#### Short task
Write out the data again in full, exactly as it reads.

***

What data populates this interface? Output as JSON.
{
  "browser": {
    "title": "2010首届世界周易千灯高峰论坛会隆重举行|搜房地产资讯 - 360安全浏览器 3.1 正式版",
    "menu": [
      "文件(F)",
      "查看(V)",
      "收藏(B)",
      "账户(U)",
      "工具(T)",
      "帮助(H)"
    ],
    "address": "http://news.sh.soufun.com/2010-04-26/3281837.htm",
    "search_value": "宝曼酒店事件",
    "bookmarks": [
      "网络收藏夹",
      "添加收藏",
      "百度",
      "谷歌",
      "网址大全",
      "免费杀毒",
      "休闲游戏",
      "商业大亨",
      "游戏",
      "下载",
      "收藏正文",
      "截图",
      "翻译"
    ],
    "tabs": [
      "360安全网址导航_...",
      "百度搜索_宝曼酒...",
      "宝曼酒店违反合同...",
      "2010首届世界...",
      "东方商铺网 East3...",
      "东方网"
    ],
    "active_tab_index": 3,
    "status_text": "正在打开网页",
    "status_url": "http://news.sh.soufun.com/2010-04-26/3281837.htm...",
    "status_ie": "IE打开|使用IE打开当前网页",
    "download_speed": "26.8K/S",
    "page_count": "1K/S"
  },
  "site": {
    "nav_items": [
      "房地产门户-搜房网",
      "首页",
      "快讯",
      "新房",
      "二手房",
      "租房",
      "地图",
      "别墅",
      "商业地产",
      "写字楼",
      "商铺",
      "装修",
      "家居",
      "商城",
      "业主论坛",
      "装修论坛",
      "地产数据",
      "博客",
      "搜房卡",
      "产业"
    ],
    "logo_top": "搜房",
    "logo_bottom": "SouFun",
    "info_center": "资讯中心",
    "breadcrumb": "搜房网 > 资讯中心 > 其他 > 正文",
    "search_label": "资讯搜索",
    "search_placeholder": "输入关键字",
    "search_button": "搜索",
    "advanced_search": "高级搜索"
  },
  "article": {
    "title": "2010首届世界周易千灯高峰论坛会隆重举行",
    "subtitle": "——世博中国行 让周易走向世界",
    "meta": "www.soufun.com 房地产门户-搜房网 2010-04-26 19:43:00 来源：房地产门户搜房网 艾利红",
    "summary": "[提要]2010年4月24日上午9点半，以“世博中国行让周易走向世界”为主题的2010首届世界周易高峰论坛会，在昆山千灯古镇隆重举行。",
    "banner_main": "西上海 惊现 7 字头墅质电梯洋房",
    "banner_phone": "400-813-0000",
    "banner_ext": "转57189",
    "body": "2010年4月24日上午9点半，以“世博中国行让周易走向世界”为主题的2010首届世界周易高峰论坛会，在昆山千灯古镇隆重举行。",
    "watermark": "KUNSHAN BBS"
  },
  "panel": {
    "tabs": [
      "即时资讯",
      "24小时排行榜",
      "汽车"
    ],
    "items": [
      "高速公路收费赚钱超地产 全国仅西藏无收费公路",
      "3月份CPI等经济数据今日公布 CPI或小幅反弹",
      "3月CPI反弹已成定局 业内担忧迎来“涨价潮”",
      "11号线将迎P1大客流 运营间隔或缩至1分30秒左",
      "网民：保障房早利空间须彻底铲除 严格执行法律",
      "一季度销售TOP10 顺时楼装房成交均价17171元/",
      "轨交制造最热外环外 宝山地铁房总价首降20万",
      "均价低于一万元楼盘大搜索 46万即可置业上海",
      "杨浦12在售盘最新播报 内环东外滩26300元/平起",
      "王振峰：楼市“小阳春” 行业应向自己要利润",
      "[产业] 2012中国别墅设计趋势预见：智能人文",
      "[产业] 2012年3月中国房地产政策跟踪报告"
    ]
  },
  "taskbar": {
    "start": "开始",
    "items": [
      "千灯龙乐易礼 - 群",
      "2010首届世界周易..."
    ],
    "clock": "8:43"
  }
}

***

#### Problem solution
What data populates this interface? Output as JSON.
{
  "browser": {
    "title": "2010首届世界周易千灯高峰论坛会隆重举行|搜房地产资讯 - 360安全浏览器 3.1 正式版",
    "menu": [
      "文件(F)",
      "查看(V)",
      "收藏(B)",
      "账户(U)",
      "工具(T)",
      "帮助(H)"
    ],
    "address": "http://news.sh.soufun.com/2010-04-26/3281837.htm",
    "search_value": "宝曼酒店事件",
    "bookmarks": [
      "网络收藏夹",
      "添加收藏",
      "百度",
      "谷歌",
      "网址大全",
      "免费杀毒",
      "休闲游戏",
      "商业大亨",
      "游戏",
      "下载",
      "收藏正文",
      "截图",
      "翻译"
    ],
    "tabs": [
      "360安全网址导航_...",
      "百度搜索_宝曼酒...",
      "宝曼酒店违反合同...",
      "2010首届世界...",
      "东方商铺网 East3...",
      "东方网"
    ],
    "active_tab_index": 3,
    "status_text": "正在打开网页",
    "status_url": "http://news.sh.soufun.com/2010-04-26/3281837.htm...",
    "status_ie": "IE打开|使用IE打开当前网页",
    "download_speed": "26.8K/S",
    "page_count": "1K/S"
  },
  "site": {
    "nav_items": [
      "房地产门户-搜房网",
      "首页",
      "快讯",
      "新房",
      "二手房",
      "租房",
      "地图",
      "别墅",
      "商业地产",
      "写字楼",
      "商铺",
      "装修",
      "家居",
      "商城",
      "业主论坛",
      "装修论坛",
      "地产数据",
      "博客",
      "搜房卡",
      "产业"
    ],
    "logo_top": "搜房",
    "logo_bottom": "SouFun",
    "info_center": "资讯中心",
    "breadcrumb": "搜房网 > 资讯中心 > 其他 > 正文",
    "search_label": "资讯搜索",
    "search_placeholder": "输入关键字",
    "search_button": "搜索",
    "advanced_search": "高级搜索"
  },
  "article": {
    "title": "2010首届世界周易千灯高峰论坛会隆重举行",
    "subtitle": "——世博中国行 让周易走向世界",
    "meta": "www.soufun.com 房地产门户-搜房网 2010-04-26 19:43:00 来源：房地产门户搜房网 艾利红",
    "summary": "[提要]2010年4月24日上午9点半，以“世博中国行让周易走向世界”为主题的2010首届世界周易高峰论坛会，在昆山千灯古镇隆重举行。",
    "banner_main": "西上海 惊现 7 字头墅质电梯洋房",
    "banner_phone": "400-813-0000",
    "banner_ext": "转57189",
    "body": "2010年4月24日上午9点半，以“世博中国行让周易走向世界”为主题的2010首届世界周易高峰论坛会，在昆山千灯古镇隆重举行。",
    "watermark": "KUNSHAN BBS"
  },
  "panel": {
    "tabs": [
      "即时资讯",
      "24小时排行榜",
      "汽车"
    ],
    "items": [
      "高速公路收费赚钱超地产 全国仅西藏无收费公路",
      "3月份CPI等经济数据今日公布 CPI或小幅反弹",
      "3月CPI反弹已成定局 业内担忧迎来“涨价潮”",
      "11号线将迎P1大客流 运营间隔或缩至1分30秒左",
      "网民：保障房早利空间须彻底铲除 严格执行法律",
      "一季度销售TOP10 顺时楼装房成交均价17171元/",
      "轨交制造最热外环外 宝山地铁房总价首降20万",
      "均价低于一万元楼盘大搜索 46万即可置业上海",
      "杨浦12在售盘最新播报 内环东外滩26300元/平起",
      "王振峰：楼市“小阳春” 行业应向自己要利润",
      "[产业] 2012中国别墅设计趋势预见：智能人文",
      "[产业] 2012年3月中国房地产政策跟踪报告"
    ]
  },
  "taskbar": {
    "start": "开始",
    "items": [
      "千灯龙乐易礼 - 群",
      "2010首届世界周易..."
    ],
    "clock": "8:43"
  }
}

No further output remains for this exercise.